## DOKUMENT:
Entscheidungsfindung
Um eine fundierte wirtschaftliche Entscheidung zu treffen, ist eine umfassende Ermittlung notwendig, die zahlreiche Grundlagenkenntnisse voraussetzt. In der Umsetzung geht es um erhebliche Kosten für die Gemeinde: um Investition, Betriebsaufwendungen und weitere laufende Kosten. Deshalb lohnt sich die aufwendige Betrachtung und Planung, die gerade die dezentralen Systeme erfordern. Denn sie können über Jahre hinweg erhebliche Kosteneinsparungen mit sich bringen und nicht zuletzt für besonders belastete Gebiete zusätzlich unter Qualitätsgesichtspunkten ihre Vorteile ausspielen.

## GEGEBENE ZEILEN:
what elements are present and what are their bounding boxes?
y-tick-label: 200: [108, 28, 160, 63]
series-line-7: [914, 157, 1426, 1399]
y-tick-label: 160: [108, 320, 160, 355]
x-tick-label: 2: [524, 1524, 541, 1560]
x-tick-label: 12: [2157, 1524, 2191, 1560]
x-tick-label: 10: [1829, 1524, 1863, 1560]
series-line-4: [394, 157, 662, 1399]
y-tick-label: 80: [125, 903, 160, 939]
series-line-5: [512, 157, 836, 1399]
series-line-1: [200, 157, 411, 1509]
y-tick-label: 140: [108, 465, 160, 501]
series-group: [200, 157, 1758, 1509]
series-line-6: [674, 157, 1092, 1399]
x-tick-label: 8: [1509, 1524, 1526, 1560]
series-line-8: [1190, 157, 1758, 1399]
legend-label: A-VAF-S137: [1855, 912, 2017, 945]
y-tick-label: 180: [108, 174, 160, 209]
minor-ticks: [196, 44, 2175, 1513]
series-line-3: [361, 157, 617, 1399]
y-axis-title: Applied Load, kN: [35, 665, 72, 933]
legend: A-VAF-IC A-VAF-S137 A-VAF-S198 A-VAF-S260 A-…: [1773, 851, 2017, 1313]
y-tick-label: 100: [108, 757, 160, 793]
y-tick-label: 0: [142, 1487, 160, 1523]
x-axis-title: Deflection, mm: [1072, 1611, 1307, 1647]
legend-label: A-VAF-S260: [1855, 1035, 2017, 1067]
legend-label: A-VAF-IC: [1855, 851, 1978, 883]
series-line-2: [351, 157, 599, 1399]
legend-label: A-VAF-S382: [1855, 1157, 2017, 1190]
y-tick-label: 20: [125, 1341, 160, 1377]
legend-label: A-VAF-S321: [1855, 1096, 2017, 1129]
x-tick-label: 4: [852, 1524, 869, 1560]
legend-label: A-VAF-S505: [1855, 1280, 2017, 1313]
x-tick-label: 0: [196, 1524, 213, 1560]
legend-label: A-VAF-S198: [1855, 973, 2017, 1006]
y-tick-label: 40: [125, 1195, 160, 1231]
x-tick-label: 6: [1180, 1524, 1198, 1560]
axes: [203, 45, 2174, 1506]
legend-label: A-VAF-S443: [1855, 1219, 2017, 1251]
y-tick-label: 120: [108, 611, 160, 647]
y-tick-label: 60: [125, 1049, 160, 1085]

## AUFGABEN:
a) Gib aus dem Text zur Entscheidungsfindung den Abschnitt wörtlich wieder, der mit den Worten „Entscheidungsfindung“ beginnt und mit „ihre Vorteile ausspielen.“ endet.
b) Benenne in den gegebenen Zeilen, von der ersten bis einschließlich der Zeile mit „x-axis-title: Deflection, mm: [1072, 1611, 1307, 1647]“, „y-tick-label“ in „y-label“ um. Gib nur diese Zeilen aus und lass alles andere unverändert.

## ERGEBNISSE JE AUFGABE:
a)
Entscheidungsfindung
Um eine fundierte wirtschaftliche Entscheidung zu treffen, ist eine umfassende Ermittlung notwendig, die zahlreiche Grundlagenkenntnisse voraussetzt. In der Umsetzung geht es um erhebliche Kosten für die Gemeinde: um Investition, Betriebsaufwendungen und weitere laufende Kosten. Deshalb lohnt sich die aufwendige Betrachtung und Planung, die gerade die dezentralen Systeme erfordern. Denn sie können über Jahre hinweg erhebliche Kosteneinsparungen mit sich bringen und nicht zuletzt für besonders belastete Gebiete zusätzlich unter Qualitätsgesichtspunkten ihre Vorteile ausspielen.

b)
what elements are present and what are their bounding boxes?
y-label: 200: [108, 28, 160, 63]
series-line-7: [914, 157, 1426, 1399]
y-label: 160: [108, 320, 160, 355]
x-tick-label: 2: [524, 1524, 541, 1560]
x-tick-label: 12: [2157, 1524, 2191, 1560]
x-tick-label: 10: [1829, 1524, 1863, 1560]
series-line-4: [394, 157, 662, 1399]
y-label: 80: [125, 903, 160, 939]
series-line-5: [512, 157, 836, 1399]
series-line-1: [200, 157, 411, 1509]
y-label: 140: [108, 465, 160, 501]
series-group: [200, 157, 1758, 1509]
series-line-6: [674, 157, 1092, 1399]
x-tick-label: 8: [1509, 1524, 1526, 1560]
series-line-8: [1190, 157, 1758, 1399]
legend-label: A-VAF-S137: [1855, 912, 2017, 945]
y-label: 180: [108, 174, 160, 209]
minor-ticks: [196, 44, 2175, 1513]
series-line-3: [361, 157, 617, 1399]
y-axis-title: Applied Load, kN: [35, 665, 72, 933]
legend: A-VAF-IC A-VAF-S137 A-VAF-S198 A-VAF-S260 A-…: [1773, 851, 2017, 1313]
y-label: 100: [108, 757, 160, 793]
y-label: 0: [142, 1487, 160, 1523]
x-axis-title: Deflection, mm: [1072, 1611, 1307, 1647]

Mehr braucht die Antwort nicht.